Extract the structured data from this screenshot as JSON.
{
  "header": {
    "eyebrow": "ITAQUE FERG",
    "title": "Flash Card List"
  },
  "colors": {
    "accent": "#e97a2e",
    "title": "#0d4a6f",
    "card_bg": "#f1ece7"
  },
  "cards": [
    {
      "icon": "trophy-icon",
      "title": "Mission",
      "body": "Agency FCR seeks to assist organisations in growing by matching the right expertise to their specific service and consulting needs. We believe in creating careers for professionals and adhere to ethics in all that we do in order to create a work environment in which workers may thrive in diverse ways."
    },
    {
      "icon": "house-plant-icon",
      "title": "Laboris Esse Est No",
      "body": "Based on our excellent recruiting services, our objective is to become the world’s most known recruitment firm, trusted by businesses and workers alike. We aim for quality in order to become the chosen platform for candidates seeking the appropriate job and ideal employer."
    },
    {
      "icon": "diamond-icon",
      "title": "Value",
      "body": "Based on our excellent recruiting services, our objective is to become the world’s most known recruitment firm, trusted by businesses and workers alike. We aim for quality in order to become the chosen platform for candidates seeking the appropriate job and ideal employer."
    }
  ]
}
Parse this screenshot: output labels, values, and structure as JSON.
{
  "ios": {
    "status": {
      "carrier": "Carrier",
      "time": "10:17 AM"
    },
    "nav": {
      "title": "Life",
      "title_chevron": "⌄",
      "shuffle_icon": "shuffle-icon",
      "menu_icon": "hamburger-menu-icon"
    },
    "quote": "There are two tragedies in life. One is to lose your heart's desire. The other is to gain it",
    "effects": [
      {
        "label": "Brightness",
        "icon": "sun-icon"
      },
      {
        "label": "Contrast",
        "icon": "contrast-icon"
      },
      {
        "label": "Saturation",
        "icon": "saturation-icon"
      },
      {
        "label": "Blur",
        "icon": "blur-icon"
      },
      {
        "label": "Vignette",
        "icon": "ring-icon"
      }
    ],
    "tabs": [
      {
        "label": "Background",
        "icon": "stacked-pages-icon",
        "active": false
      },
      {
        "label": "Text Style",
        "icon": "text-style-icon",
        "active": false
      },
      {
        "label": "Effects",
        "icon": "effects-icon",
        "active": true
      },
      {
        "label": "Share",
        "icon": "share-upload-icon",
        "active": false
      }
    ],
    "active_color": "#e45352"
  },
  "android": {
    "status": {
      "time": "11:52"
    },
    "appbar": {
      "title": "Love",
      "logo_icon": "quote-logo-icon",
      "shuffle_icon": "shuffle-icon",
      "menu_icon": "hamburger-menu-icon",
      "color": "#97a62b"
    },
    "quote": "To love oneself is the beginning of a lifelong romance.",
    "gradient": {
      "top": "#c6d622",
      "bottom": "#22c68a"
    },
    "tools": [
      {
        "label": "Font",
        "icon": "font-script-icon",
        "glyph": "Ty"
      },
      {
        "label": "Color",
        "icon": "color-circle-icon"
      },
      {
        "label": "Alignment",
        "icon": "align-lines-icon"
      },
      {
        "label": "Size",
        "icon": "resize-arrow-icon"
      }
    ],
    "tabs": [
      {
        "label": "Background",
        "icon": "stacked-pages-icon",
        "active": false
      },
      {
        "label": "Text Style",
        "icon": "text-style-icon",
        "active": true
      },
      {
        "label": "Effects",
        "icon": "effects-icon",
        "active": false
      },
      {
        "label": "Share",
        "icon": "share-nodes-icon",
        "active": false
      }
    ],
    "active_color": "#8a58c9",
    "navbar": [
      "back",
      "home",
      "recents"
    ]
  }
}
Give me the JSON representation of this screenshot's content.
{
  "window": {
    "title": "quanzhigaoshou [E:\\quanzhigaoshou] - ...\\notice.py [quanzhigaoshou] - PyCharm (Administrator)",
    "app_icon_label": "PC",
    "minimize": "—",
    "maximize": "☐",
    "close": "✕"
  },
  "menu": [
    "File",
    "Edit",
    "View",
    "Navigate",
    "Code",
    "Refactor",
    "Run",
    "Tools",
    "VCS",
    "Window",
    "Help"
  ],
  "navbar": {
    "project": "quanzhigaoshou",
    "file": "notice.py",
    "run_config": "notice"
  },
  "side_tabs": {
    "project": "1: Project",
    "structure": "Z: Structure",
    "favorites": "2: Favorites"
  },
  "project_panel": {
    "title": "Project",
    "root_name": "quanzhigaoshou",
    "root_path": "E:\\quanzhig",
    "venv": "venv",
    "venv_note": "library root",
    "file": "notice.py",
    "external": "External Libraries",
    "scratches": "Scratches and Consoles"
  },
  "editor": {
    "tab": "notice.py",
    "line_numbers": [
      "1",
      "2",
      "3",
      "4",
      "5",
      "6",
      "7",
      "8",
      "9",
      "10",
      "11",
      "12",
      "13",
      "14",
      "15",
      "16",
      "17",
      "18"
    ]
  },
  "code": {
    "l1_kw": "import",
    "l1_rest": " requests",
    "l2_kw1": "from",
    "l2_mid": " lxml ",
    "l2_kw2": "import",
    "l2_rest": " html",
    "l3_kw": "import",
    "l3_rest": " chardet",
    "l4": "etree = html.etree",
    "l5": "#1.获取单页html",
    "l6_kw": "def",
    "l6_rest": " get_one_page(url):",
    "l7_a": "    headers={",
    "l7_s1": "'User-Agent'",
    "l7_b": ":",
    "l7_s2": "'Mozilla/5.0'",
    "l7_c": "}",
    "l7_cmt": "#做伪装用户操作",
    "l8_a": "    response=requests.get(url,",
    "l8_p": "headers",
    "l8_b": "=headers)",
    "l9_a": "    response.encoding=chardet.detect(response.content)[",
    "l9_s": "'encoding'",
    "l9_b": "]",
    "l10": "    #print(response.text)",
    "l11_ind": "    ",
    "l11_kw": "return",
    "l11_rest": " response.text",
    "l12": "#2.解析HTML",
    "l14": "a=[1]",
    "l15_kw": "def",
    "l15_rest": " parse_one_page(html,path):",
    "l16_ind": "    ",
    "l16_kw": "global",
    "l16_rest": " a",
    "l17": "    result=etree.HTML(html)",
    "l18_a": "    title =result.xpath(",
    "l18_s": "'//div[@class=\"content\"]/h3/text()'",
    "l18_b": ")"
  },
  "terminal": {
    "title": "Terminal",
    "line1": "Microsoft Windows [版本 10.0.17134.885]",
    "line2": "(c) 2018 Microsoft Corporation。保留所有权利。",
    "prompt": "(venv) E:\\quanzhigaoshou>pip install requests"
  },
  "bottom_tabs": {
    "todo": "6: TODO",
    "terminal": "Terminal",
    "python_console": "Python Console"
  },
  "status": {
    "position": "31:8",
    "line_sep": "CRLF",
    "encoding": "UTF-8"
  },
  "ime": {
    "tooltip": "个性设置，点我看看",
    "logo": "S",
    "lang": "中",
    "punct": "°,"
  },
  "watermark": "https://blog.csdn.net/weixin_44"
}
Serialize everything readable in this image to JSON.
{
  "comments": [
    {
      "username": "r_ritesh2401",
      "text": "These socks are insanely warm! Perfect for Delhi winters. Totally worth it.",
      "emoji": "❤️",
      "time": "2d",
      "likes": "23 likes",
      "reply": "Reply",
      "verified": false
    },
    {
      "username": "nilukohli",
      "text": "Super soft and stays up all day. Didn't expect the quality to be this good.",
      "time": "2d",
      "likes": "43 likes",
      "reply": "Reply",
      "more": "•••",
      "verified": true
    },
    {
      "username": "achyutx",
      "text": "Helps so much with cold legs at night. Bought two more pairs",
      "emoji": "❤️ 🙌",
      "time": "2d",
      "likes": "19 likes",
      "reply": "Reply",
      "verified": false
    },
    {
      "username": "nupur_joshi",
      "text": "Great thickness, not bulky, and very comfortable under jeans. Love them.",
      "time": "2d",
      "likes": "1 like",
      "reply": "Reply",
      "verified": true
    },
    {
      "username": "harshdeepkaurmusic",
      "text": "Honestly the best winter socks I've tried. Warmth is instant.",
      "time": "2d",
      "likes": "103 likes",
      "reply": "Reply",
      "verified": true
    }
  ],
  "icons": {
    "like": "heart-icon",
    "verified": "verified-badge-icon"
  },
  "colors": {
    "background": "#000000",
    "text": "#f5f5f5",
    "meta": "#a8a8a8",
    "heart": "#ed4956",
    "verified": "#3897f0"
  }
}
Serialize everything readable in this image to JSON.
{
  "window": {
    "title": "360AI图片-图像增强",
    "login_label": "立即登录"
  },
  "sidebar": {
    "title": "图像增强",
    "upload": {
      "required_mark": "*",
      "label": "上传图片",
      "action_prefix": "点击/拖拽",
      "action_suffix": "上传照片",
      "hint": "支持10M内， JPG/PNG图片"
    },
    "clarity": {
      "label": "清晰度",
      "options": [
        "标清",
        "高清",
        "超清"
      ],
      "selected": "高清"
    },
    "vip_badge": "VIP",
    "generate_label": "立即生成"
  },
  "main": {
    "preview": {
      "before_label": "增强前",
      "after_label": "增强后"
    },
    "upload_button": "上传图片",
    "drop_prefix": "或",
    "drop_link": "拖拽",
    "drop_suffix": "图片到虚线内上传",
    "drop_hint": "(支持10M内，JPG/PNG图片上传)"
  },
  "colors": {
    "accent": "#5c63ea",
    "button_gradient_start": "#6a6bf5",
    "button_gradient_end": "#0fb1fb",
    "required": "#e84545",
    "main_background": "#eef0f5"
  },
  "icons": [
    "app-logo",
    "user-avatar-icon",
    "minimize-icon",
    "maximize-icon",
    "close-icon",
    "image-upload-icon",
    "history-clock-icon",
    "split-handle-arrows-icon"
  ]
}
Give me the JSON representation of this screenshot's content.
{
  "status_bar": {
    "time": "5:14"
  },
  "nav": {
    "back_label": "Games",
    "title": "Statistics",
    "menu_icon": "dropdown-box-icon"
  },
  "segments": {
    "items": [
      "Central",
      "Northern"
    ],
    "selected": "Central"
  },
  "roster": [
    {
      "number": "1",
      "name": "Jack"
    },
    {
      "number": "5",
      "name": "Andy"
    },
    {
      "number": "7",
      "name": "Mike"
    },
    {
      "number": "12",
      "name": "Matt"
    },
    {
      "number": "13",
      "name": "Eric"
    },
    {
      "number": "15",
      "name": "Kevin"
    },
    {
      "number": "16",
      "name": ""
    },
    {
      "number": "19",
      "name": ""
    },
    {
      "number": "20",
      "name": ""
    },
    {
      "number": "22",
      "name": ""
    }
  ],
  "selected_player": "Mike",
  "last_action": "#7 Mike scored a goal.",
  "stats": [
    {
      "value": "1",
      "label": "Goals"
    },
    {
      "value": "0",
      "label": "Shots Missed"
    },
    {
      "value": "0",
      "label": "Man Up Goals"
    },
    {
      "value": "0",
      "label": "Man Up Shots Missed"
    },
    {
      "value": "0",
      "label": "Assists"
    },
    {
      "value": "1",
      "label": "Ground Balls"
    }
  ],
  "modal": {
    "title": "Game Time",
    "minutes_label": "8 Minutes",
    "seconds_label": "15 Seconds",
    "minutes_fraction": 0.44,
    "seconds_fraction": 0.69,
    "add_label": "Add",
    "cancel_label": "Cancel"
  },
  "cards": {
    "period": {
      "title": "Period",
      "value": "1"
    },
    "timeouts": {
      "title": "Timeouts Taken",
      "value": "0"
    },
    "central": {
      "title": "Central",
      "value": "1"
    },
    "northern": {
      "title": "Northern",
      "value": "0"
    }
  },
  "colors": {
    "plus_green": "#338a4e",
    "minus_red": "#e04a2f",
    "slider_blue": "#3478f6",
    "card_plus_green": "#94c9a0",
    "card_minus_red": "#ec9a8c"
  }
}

== What is needed ==
Pick out the lines containing the string "from".

== Completed exercise ==
Extract the structured data from this screenshot as JSON.
    "l2_kw1": "from",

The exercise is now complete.